## Tâches demandées:
A: Répondez aux questions suivantes à partir du texte sur les collectionneurs de pièces.
(i) Selon le texte, qui autorisera les collectionneurs à continuer de collectionner les pièces issues d'anciennes collections ?
(ii) Depuis quelle décennie les pièces au centre du débat sont-elles sur le marché ?
(iii) Qu'est-ce qu'aucun musée au monde n'est capable de faire avec ces millions de pièces ?
B: Dans le texte sur les collectionneurs de pièces, relevez toutes les actions dont, d'après le texte, aucun musée au monde n'est capable pour ces pièces.
C: Recopiez fidèlement le passage du texte sur les collectionneurs de pièces qui va de « Unité et marge » à « peut être vérifiée. ».

Unité et marge de négociation
C’est par là qu’il faut commencer. Même les archéologues les plus radicaux autoriseront les collectionneurs à continuer de collectionner les pièces issues d’anciennes collections. À l’inverse, il faut espérer que tous les collectionneurs sauront que les pièces issues de pillages récents sont taboues. Cela limite le débat aux pièces qui sont sur le marché depuis les années 1970 et dont la provenance ne peut être vérifiée.
Que faire de ces millions et millions de pièces ? Aucun musée au monde n’est capable de les stocker, de les documenter et de les conserver pour les générations futures. Seule l’intelligence collective des collectionneurs de pièces peut y parvenir.

## Données fournies:
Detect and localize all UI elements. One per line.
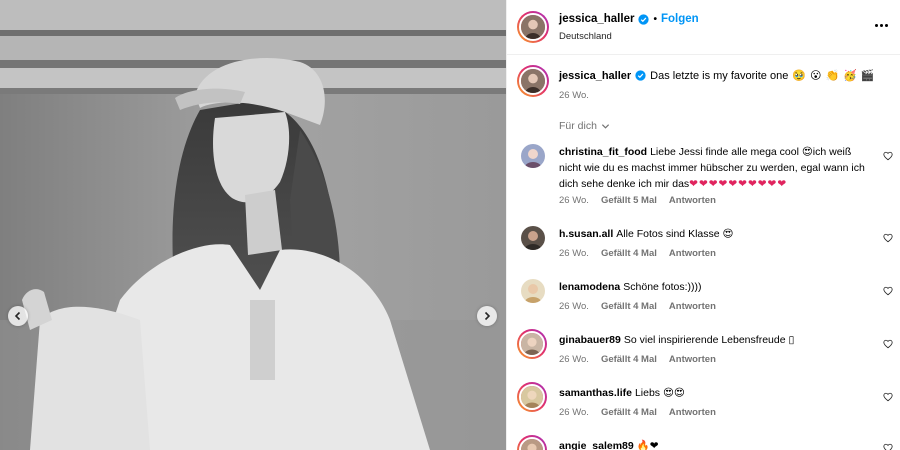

## Corrigé des tâches:
A:
(i) Même les archéologues les plus radicaux.
(ii) Depuis les années 1970.
(iii) Les stocker, les documenter et les conserver pour les générations futures.

B:
stocker
documenter
conserver

C:
Unité et marge de négociation
C’est par là qu’il faut commencer. Même les archéologues les plus radicaux autoriseront les collectionneurs à continuer de collectionner les pièces issues d’anciennes collections. À l’inverse, il faut espérer que tous les collectionneurs sauront que les pièces issues de pillages récents sont taboues. Cela limite le débat aux pièces qui sont sur le marché depuis les années 1970 et dont la provenance ne peut être vérifiée.